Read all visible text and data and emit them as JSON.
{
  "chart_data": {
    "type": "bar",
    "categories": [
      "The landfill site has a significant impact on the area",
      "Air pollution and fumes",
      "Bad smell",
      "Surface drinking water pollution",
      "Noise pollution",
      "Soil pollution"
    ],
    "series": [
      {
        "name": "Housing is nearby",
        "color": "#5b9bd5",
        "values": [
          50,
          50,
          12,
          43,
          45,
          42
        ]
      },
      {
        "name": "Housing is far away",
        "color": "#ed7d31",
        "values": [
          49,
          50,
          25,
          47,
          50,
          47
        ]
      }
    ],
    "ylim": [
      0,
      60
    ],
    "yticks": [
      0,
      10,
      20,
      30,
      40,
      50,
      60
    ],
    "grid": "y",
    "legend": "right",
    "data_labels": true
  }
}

> **EXERCISE TASK**
Using the data above, output each line exactly.

> **FULL OUTPUT**
Read all visible text and data and emit them as JSON.
{
  "chart_data": {
    "type": "bar",
    "categories": [
      "The landfill site has a significant impact on the area",
      "Air pollution and fumes",
      "Bad smell",
      "Surface drinking water pollution",
      "Noise pollution",
      "Soil pollution"
    ],
    "series": [
      {
        "name": "Housing is nearby",
        "color": "#5b9bd5",
        "values": [
          50,
          50,
          12,
          43,
          45,
          42
        ]
      },
      {
        "name": "Housing is far away",
        "color": "#ed7d31",
        "values": [
          49,
          50,
          25,
          47,
          50,
          47
        ]
      }
    ],
    "ylim": [
      0,
      60
    ],
    "yticks": [
      0,
      10,
      20,
      30,
      40,
      50,
      60
    ],
    "grid": "y",
    "legend": "right",
    "data_labels": true
  }
}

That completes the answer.